EXERCISE DATA -
☆ ☆ ☆ ☆ ☆

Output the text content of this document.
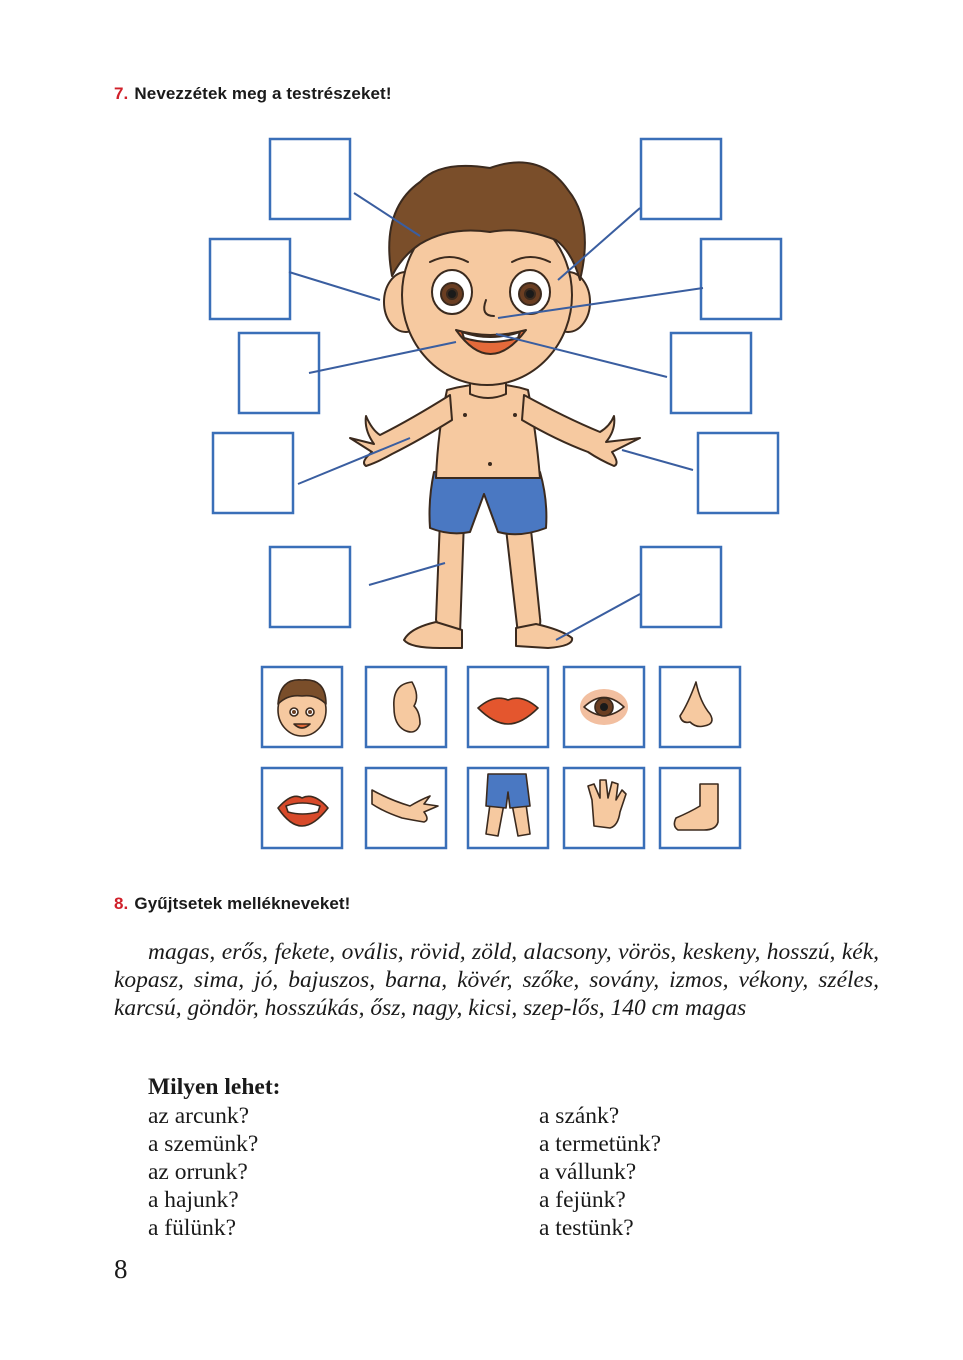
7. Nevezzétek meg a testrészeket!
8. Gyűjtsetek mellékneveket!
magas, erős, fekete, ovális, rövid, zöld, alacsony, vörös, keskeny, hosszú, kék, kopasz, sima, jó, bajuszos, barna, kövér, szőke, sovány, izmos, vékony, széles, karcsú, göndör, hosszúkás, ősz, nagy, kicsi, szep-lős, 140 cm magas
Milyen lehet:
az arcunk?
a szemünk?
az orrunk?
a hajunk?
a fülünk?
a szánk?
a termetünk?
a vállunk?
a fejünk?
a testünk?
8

☆ ☆ ☆ ☆ ☆

Copy every record above exactly, leaving out the pictures.

Output the text content of this document.
7. Nevezzétek meg a testrészeket!
8. Gyűjtsetek mellékneveket!
magas, erős, fekete, ovális, rövid, zöld, alacsony, vörös, keskeny, hosszú, kék, kopasz, sima, jó, bajuszos, barna, kövér, szőke, sovány, izmos, vékony, széles, karcsú, göndör, hosszúkás, ősz, nagy, kicsi, szep-lős, 140 cm magas
Milyen lehet:
az arcunk?
a szemünk?
az orrunk?
a hajunk?
a fülünk?
a szánk?
a termetünk?
a vállunk?
a fejünk?
a testünk?
8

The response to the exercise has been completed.